### Given task
Write out the material exactly, with the pictures left out.

Recorded data

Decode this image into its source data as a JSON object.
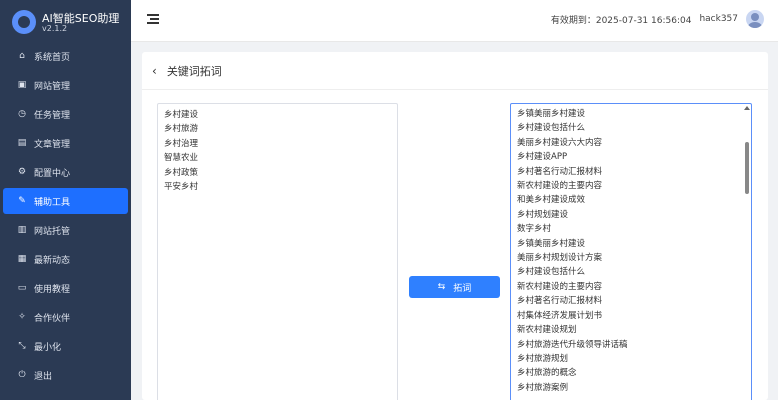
{
  "brand": {
    "name": "AI智能SEO助理",
    "version": "v2.1.2"
  },
  "nav": [
    {
      "label": "系统首页",
      "icon": "home-icon",
      "glyph": "⌂",
      "active": false
    },
    {
      "label": "网站管理",
      "icon": "site-icon",
      "glyph": "▣",
      "active": false
    },
    {
      "label": "任务管理",
      "icon": "clock-icon",
      "glyph": "◷",
      "active": false
    },
    {
      "label": "文章管理",
      "icon": "document-icon",
      "glyph": "▤",
      "active": false
    },
    {
      "label": "配置中心",
      "icon": "gear-icon",
      "glyph": "⚙",
      "active": false
    },
    {
      "label": "辅助工具",
      "icon": "wrench-icon",
      "glyph": "✎",
      "active": true
    },
    {
      "label": "网站托管",
      "icon": "hosting-icon",
      "glyph": "▥",
      "active": false
    },
    {
      "label": "最新动态",
      "icon": "news-icon",
      "glyph": "▦",
      "active": false
    },
    {
      "label": "使用教程",
      "icon": "monitor-icon",
      "glyph": "▭",
      "active": false
    },
    {
      "label": "合作伙伴",
      "icon": "partner-icon",
      "glyph": "✧",
      "active": false
    },
    {
      "label": "最小化",
      "icon": "minimize-icon",
      "glyph": "⤡",
      "active": false
    },
    {
      "label": "退出",
      "icon": "logout-icon",
      "glyph": "⏻",
      "active": false
    }
  ],
  "topbar": {
    "expiry": "有效期到：2025-07-31 16:56:04",
    "user": "hack357"
  },
  "page": {
    "title": "关键词拓词",
    "expand_label": "拓词"
  },
  "input_keywords": [
    "乡村建设",
    "乡村旅游",
    "乡村治理",
    "智慧农业",
    "乡村政策",
    "平安乡村"
  ],
  "results": [
    "乡镇美丽乡村建设",
    "乡村建设包括什么",
    "美丽乡村建设六大内容",
    "乡村建设APP",
    "乡村著名行动汇报材料",
    "新农村建设的主要内容",
    "和美乡村建设成效",
    "乡村规划建设",
    "数字乡村",
    "乡镇美丽乡村建设",
    "美丽乡村规划设计方案",
    "乡村建设包括什么",
    "新农村建设的主要内容",
    "乡村著名行动汇报材料",
    "村集体经济发展计划书",
    "新农村建设规划",
    "乡村旅游迭代升级领导讲话稿",
    "乡村旅游规划",
    "乡村旅游的概念",
    "乡村旅游案例"
  ]
}
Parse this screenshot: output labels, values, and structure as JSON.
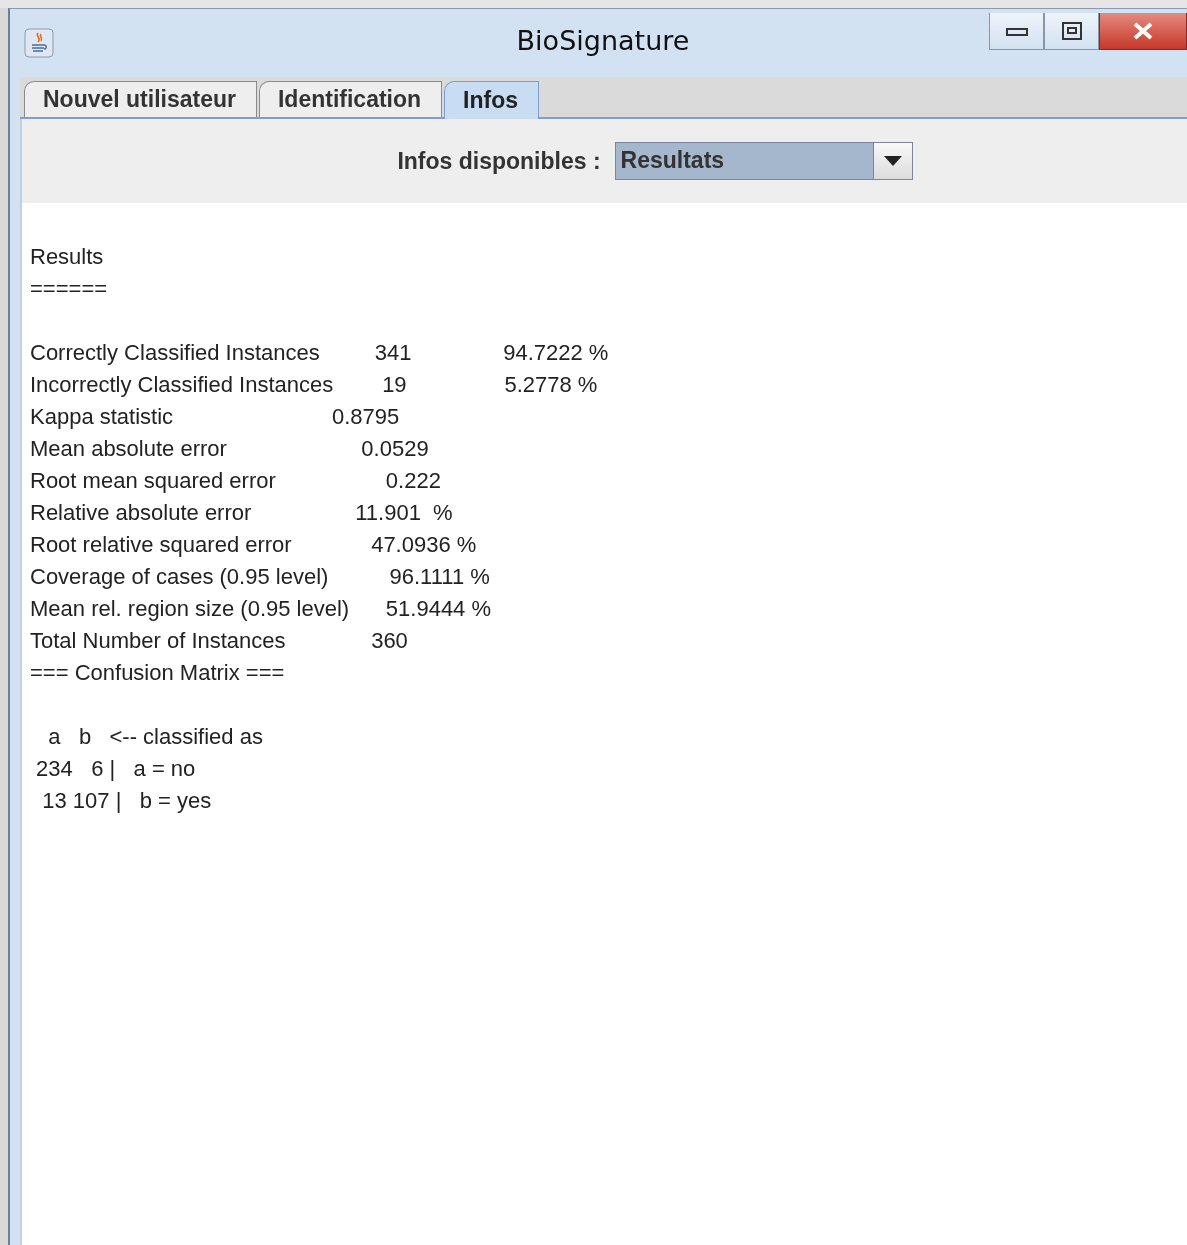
{
  "window": {
    "title": "BioSignature"
  },
  "tabs": [
    {
      "label": "Nouvel utilisateur",
      "selected": false
    },
    {
      "label": "Identification",
      "selected": false
    },
    {
      "label": "Infos",
      "selected": true
    }
  ],
  "selector": {
    "label": "Infos disponibles :",
    "value": "Resultats"
  },
  "output_blocks": [
    {
      "lines": [
        "Results",
        "======"
      ]
    },
    {
      "lines": [
        "Correctly Classified Instances         341               94.7222 %",
        "Incorrectly Classified Instances        19                5.2778 %",
        "Kappa statistic                          0.8795",
        "Mean absolute error                      0.0529",
        "Root mean squared error                  0.222",
        "Relative absolute error                 11.901  %",
        "Root relative squared error             47.0936 %",
        "Coverage of cases (0.95 level)          96.1111 %",
        "Mean rel. region size (0.95 level)      51.9444 %",
        "Total Number of Instances              360",
        "=== Confusion Matrix ==="
      ]
    },
    {
      "lines": [
        "   a   b   <-- classified as",
        " 234   6 |   a = no",
        "  13 107 |   b = yes"
      ]
    }
  ]
}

### Completed exercise
Decode this image into its source data as a JSON object.
{
  "brand": {
    "name": "AI智能SEO助理",
    "version": "v2.1.2"
  },
  "nav": [
    {
      "label": "系统首页",
      "icon": "home-icon",
      "glyph": "⌂",
      "active": false
    },
    {
      "label": "网站管理",
      "icon": "site-icon",
      "glyph": "▣",
      "active": false
    },
    {
      "label": "任务管理",
      "icon": "clock-icon",
      "glyph": "◷",
      "active": false
    },
    {
      "label": "文章管理",
      "icon": "document-icon",
      "glyph": "▤",
      "active": false
    },
    {
      "label": "配置中心",
      "icon": "gear-icon",
      "glyph": "⚙",
      "active": false
    },
    {
      "label": "辅助工具",
      "icon": "wrench-icon",
      "glyph": "✎",
      "active": true
    },
    {
      "label": "网站托管",
      "icon": "hosting-icon",
      "glyph": "▥",
      "active": false
    },
    {
      "label": "最新动态",
      "icon": "news-icon",
      "glyph": "▦",
      "active": false
    },
    {
      "label": "使用教程",
      "icon": "monitor-icon",
      "glyph": "▭",
      "active": false
    },
    {
      "label": "合作伙伴",
      "icon": "partner-icon",
      "glyph": "✧",
      "active": false
    },
    {
      "label": "最小化",
      "icon": "minimize-icon",
      "glyph": "⤡",
      "active": false
    },
    {
      "label": "退出",
      "icon": "logout-icon",
      "glyph": "⏻",
      "active": false
    }
  ],
  "topbar": {
    "expiry": "有效期到：2025-07-31 16:56:04",
    "user": "hack357"
  },
  "page": {
    "title": "关键词拓词",
    "expand_label": "拓词"
  },
  "input_keywords": [
    "乡村建设",
    "乡村旅游",
    "乡村治理",
    "智慧农业",
    "乡村政策",
    "平安乡村"
  ],
  "results": [
    "乡镇美丽乡村建设",
    "乡村建设包括什么",
    "美丽乡村建设六大内容",
    "乡村建设APP",
    "乡村著名行动汇报材料",
    "新农村建设的主要内容",
    "和美乡村建设成效",
    "乡村规划建设",
    "数字乡村",
    "乡镇美丽乡村建设",
    "美丽乡村规划设计方案",
    "乡村建设包括什么",
    "新农村建设的主要内容",
    "乡村著名行动汇报材料",
    "村集体经济发展计划书",
    "新农村建设规划",
    "乡村旅游迭代升级领导讲话稿",
    "乡村旅游规划",
    "乡村旅游的概念",
    "乡村旅游案例"
  ]
}
Parse this screenshot: output labels, values, and structure as JSON.
{
  "window": {
    "title": "BioSignature"
  },
  "tabs": [
    {
      "label": "Nouvel utilisateur",
      "selected": false
    },
    {
      "label": "Identification",
      "selected": false
    },
    {
      "label": "Infos",
      "selected": true
    }
  ],
  "selector": {
    "label": "Infos disponibles :",
    "value": "Resultats"
  },
  "output_blocks": [
    {
      "lines": [
        "Results",
        "======"
      ]
    },
    {
      "lines": [
        "Correctly Classified Instances         341               94.7222 %",
        "Incorrectly Classified Instances        19                5.2778 %",
        "Kappa statistic                          0.8795",
        "Mean absolute error                      0.0529",
        "Root mean squared error                  0.222",
        "Relative absolute error                 11.901  %",
        "Root relative squared error             47.0936 %",
        "Coverage of cases (0.95 level)          96.1111 %",
        "Mean rel. region size (0.95 level)      51.9444 %",
        "Total Number of Instances              360",
        "=== Confusion Matrix ==="
      ]
    },
    {
      "lines": [
        "   a   b   <-- classified as",
        " 234   6 |   a = no",
        "  13 107 |   b = yes"
      ]
    }
  ]
}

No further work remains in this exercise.